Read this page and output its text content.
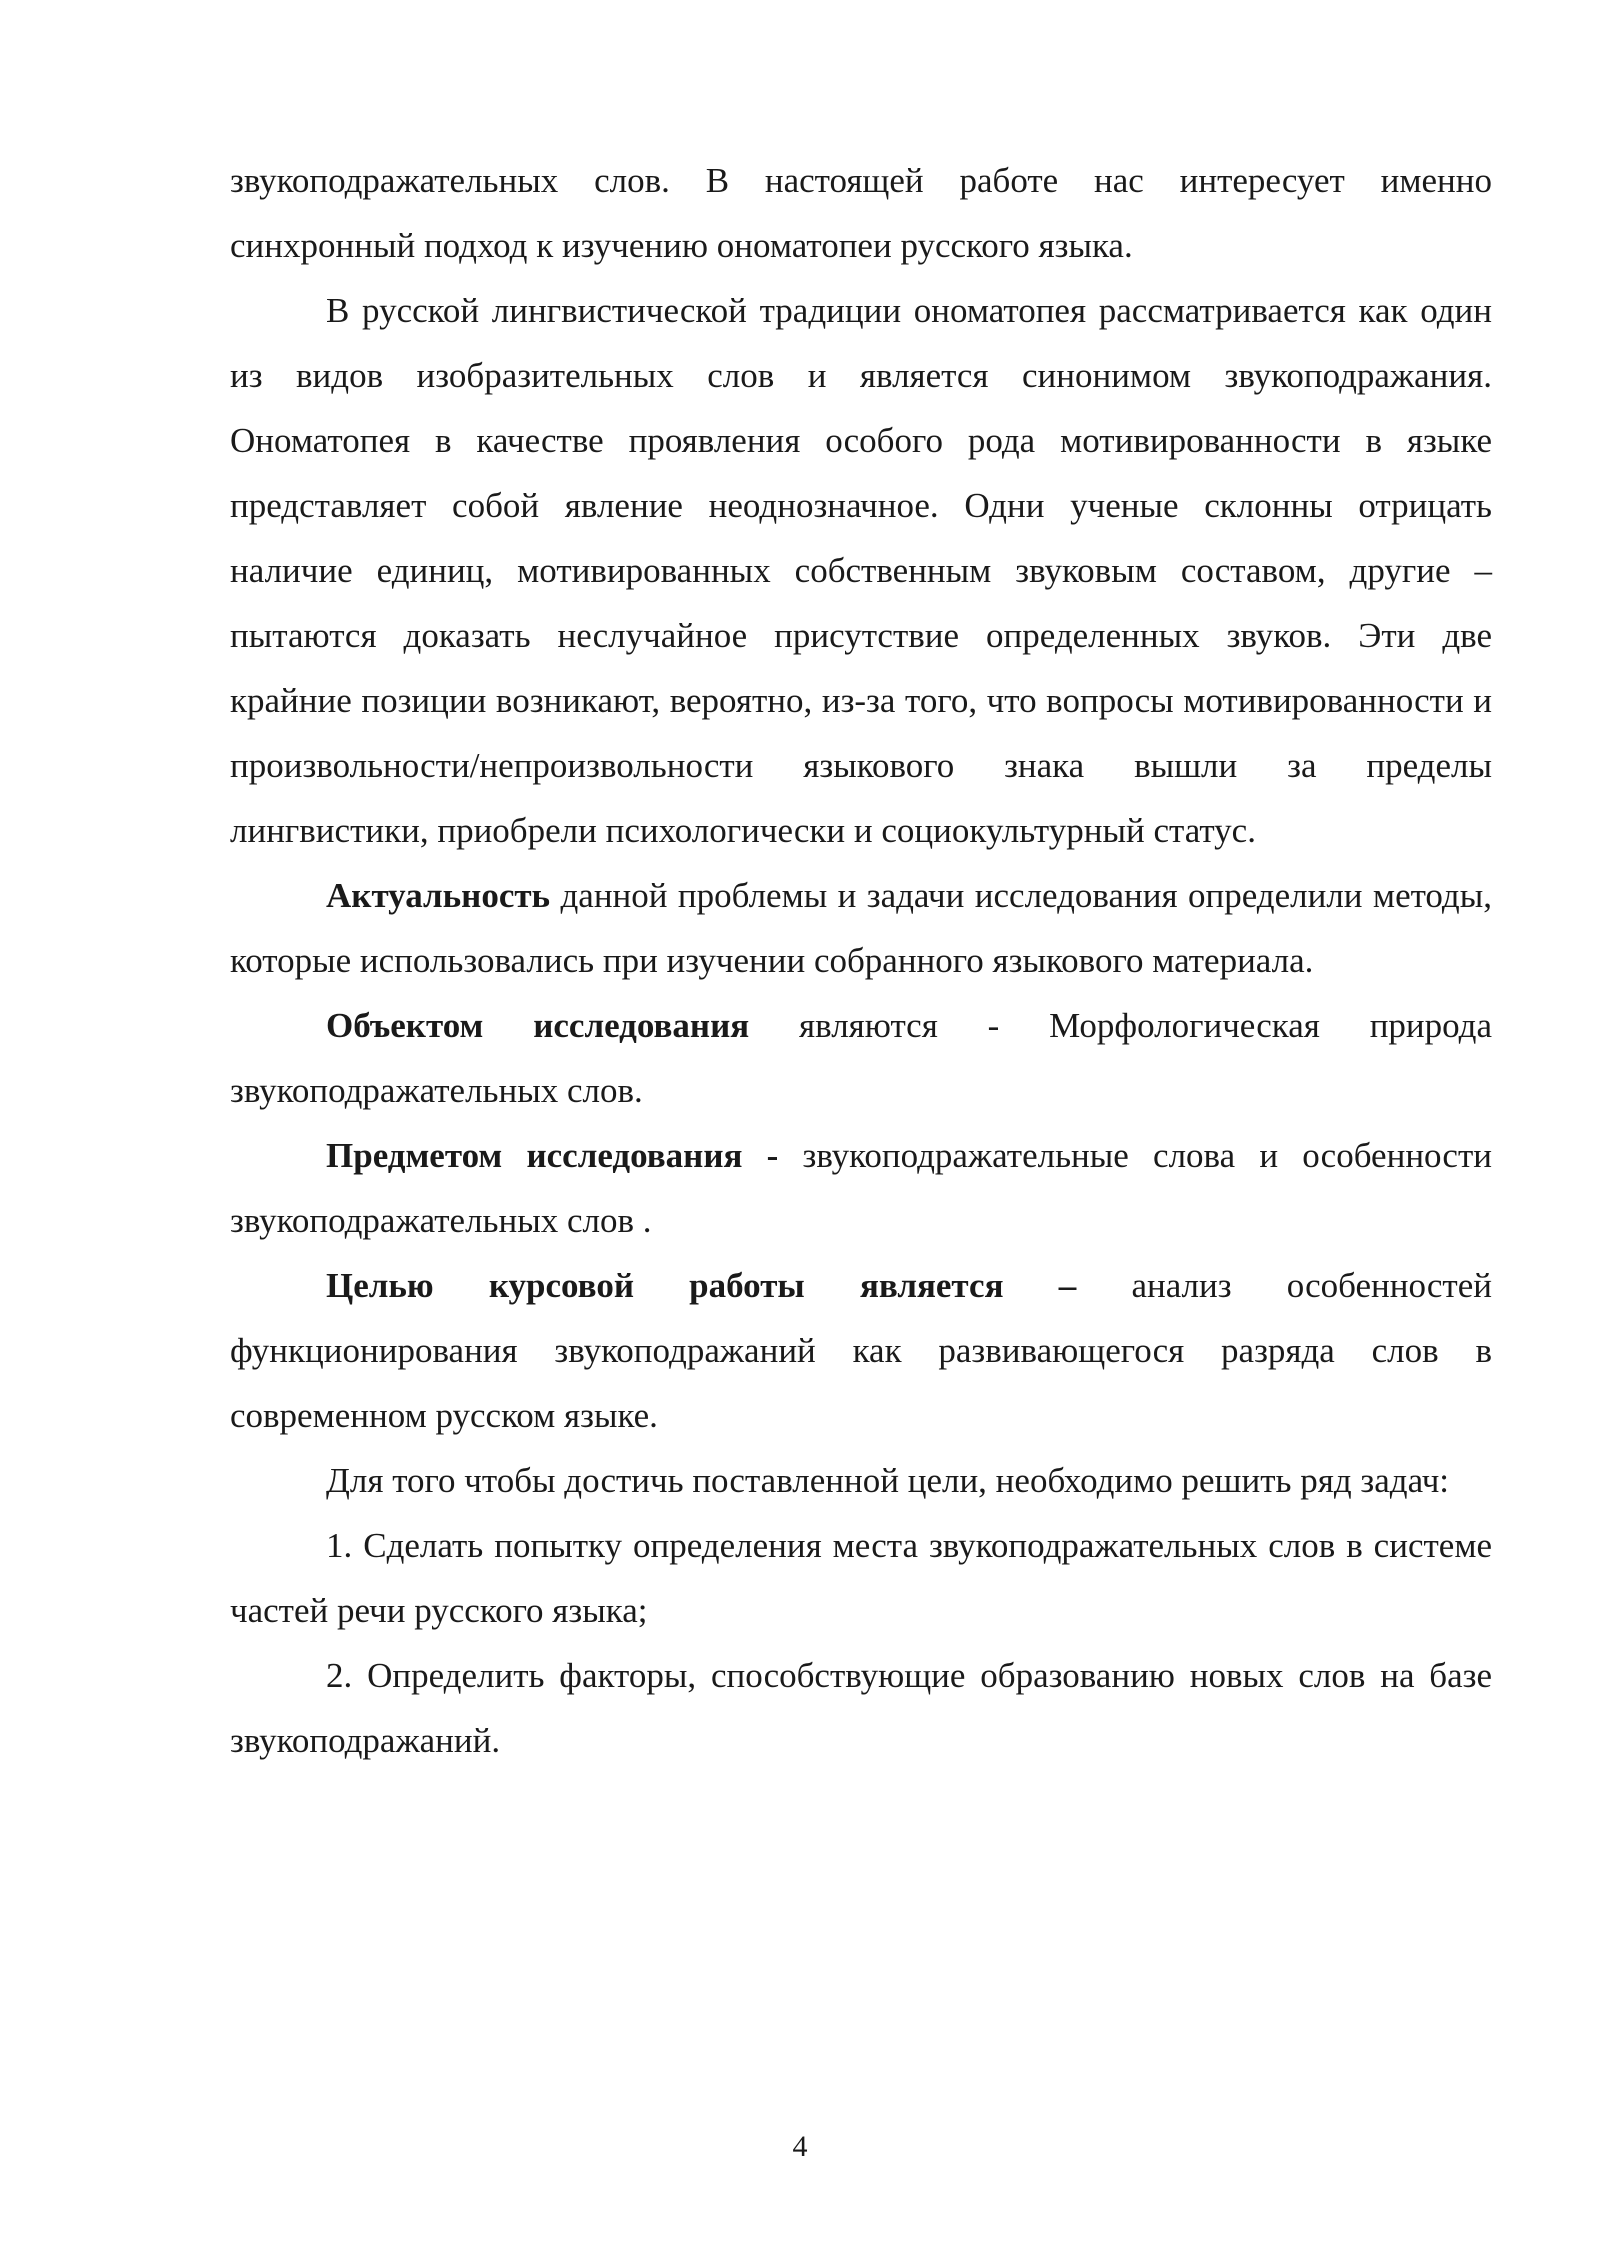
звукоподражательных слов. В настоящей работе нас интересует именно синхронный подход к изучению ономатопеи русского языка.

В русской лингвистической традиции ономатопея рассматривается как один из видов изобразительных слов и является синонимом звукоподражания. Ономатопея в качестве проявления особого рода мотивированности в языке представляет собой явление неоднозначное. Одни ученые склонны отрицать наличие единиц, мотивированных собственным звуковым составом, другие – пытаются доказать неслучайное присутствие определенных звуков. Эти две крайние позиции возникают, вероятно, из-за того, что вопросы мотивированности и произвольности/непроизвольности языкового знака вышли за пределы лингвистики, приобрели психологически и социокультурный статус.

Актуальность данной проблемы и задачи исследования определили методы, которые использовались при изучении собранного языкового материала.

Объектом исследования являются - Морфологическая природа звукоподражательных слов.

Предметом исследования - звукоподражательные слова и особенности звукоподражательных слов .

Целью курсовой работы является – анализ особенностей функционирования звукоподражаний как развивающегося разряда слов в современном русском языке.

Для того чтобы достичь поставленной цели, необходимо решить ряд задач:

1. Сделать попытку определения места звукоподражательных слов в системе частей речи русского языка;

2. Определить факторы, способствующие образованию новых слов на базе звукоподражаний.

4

··········

## Do this
Tally every line of the data that holds the word "является" and write the count alone.

## Correct output
2